═══ Records to process

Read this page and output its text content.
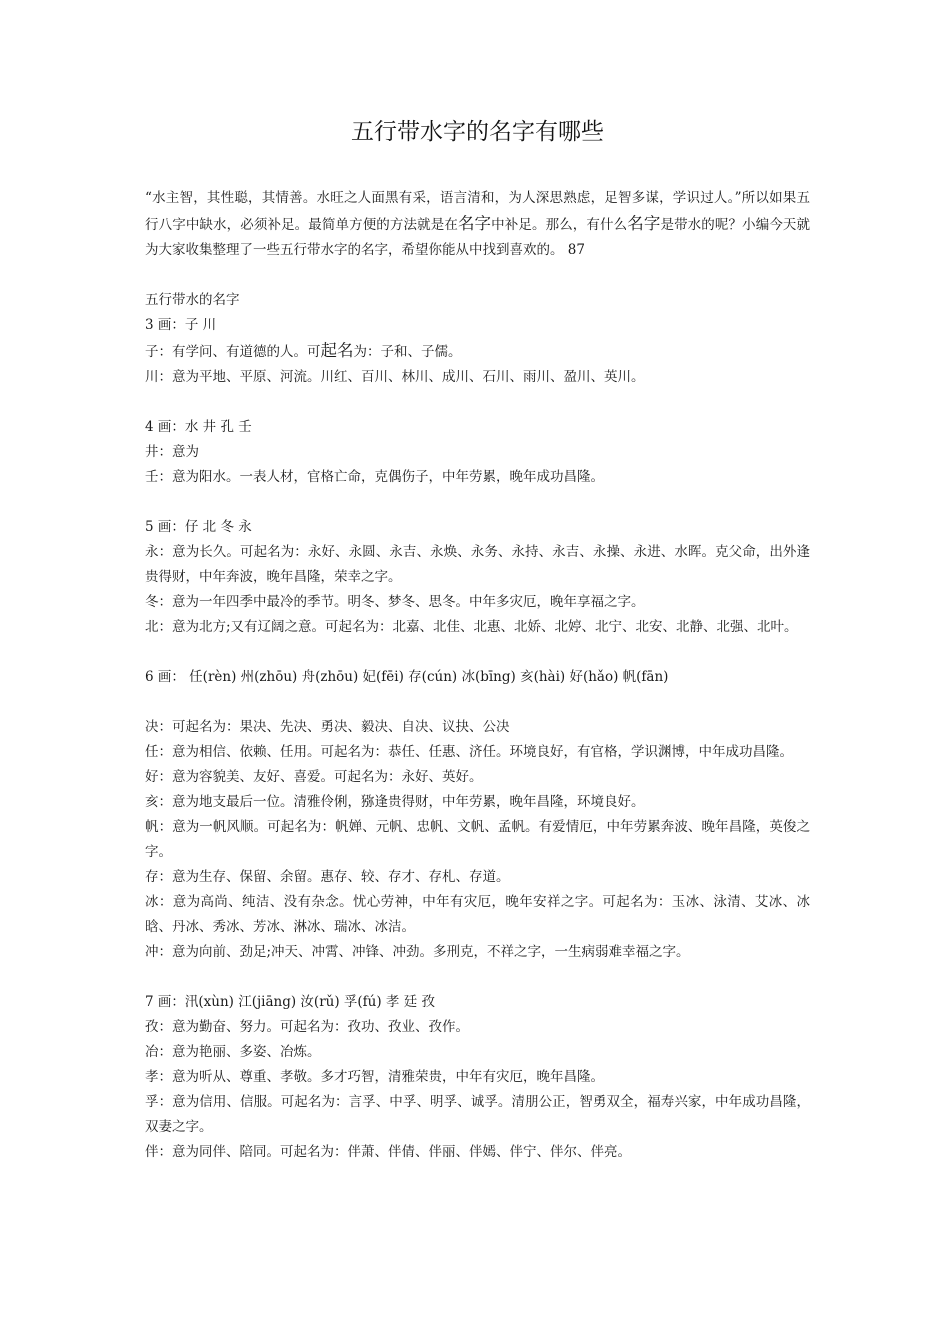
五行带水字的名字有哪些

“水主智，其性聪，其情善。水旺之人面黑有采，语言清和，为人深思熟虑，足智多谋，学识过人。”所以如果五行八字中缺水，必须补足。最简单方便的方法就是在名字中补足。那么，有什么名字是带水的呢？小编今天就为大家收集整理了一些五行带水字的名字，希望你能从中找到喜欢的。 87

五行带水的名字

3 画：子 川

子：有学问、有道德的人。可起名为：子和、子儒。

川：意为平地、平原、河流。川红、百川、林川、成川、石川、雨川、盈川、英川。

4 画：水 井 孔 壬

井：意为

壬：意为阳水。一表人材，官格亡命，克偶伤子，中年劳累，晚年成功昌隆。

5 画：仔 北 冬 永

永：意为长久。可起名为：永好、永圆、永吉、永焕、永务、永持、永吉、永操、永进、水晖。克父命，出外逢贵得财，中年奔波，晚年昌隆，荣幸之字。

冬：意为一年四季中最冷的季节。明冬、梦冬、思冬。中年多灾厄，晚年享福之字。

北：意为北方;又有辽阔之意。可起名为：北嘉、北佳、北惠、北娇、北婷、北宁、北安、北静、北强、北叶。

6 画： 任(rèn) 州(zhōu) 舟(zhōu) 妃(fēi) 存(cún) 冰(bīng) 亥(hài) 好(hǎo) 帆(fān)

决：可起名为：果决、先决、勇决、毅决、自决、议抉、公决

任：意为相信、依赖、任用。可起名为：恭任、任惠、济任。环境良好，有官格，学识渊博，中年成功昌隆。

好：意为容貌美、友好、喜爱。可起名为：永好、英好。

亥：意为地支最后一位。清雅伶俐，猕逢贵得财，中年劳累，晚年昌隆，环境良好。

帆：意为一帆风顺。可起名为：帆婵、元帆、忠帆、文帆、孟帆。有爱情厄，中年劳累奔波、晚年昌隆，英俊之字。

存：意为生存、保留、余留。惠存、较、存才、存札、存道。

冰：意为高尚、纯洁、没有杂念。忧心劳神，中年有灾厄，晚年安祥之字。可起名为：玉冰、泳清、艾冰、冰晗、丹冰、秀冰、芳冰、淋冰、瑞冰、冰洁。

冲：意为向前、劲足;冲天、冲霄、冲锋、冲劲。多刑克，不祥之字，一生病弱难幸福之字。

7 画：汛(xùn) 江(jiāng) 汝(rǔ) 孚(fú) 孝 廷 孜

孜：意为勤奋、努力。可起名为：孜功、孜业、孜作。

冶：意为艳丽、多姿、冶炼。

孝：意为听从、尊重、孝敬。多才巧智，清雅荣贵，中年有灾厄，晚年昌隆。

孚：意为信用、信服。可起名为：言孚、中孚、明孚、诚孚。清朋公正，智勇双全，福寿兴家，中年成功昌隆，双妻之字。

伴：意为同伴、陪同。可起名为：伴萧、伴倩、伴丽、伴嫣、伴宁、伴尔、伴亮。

══════
═══ Records to process

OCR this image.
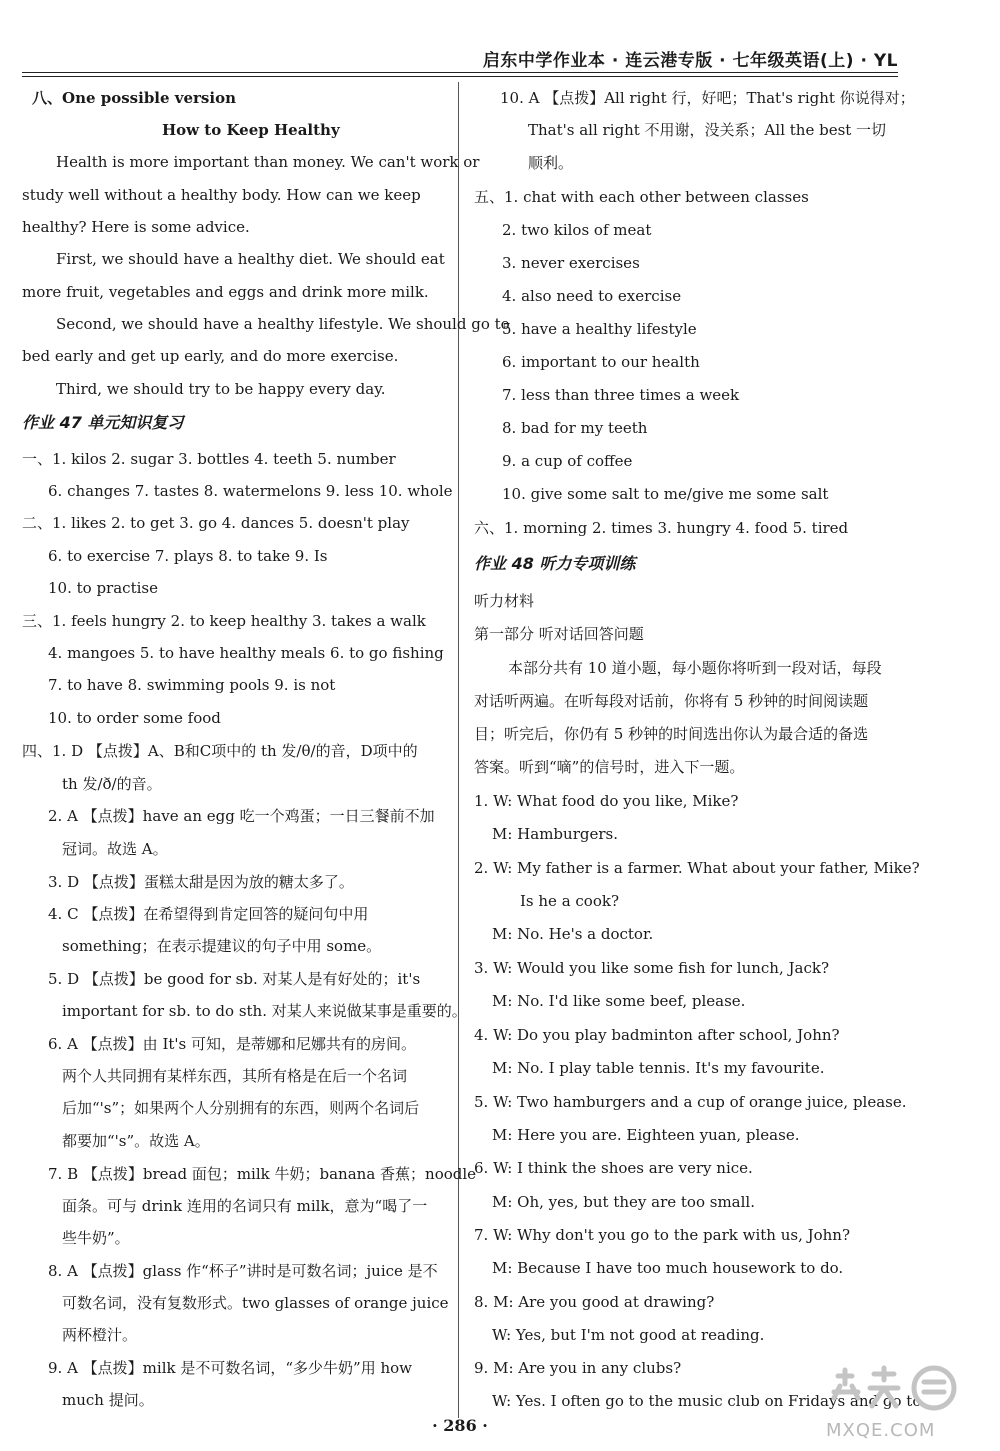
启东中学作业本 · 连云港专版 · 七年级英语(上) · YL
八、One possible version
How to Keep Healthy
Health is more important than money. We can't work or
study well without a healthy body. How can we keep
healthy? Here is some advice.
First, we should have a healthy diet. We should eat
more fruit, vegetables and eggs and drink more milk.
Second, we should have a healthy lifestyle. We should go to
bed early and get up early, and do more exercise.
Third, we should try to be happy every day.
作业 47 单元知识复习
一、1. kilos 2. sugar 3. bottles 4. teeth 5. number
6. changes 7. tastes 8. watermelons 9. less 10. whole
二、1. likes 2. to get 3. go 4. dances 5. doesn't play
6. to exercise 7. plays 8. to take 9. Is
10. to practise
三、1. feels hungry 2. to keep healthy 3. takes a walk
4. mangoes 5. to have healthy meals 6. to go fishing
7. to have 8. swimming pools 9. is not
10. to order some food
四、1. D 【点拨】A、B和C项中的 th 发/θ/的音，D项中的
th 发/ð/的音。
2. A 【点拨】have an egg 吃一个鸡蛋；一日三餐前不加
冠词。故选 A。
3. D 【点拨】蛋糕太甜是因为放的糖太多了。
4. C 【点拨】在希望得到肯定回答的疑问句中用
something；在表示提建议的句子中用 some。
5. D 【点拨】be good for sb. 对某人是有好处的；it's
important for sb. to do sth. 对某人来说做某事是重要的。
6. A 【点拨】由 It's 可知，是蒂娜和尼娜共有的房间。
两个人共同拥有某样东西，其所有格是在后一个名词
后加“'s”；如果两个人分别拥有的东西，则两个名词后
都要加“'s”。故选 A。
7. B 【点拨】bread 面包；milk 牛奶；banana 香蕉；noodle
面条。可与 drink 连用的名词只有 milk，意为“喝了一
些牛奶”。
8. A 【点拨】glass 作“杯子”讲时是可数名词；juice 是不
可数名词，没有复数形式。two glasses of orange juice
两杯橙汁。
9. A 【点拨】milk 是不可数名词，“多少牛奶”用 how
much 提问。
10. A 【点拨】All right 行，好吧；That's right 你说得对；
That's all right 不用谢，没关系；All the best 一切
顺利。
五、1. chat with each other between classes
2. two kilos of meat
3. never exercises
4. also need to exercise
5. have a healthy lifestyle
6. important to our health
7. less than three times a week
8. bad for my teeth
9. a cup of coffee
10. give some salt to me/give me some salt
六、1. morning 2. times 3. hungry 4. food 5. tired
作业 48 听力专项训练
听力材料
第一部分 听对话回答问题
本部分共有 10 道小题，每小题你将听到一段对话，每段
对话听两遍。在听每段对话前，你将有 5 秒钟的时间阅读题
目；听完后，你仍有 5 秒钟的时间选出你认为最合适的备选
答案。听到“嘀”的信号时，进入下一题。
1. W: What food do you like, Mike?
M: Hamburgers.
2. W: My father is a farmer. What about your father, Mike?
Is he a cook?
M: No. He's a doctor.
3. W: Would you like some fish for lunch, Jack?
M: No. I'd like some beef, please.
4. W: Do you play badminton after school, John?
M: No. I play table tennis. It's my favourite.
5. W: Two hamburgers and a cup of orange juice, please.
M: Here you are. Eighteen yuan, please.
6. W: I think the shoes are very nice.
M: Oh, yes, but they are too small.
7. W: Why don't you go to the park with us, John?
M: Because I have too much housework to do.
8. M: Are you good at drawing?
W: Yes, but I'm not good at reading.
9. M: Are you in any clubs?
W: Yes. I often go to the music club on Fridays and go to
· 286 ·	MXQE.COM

══════

### Instructions for the task
Show each line holding the word "good".

### Task output
5. D 【点拨】be good for sb. 对某人是有好处的；it's
8. M: Are you good at drawing?
W: Yes, but I'm not good at reading.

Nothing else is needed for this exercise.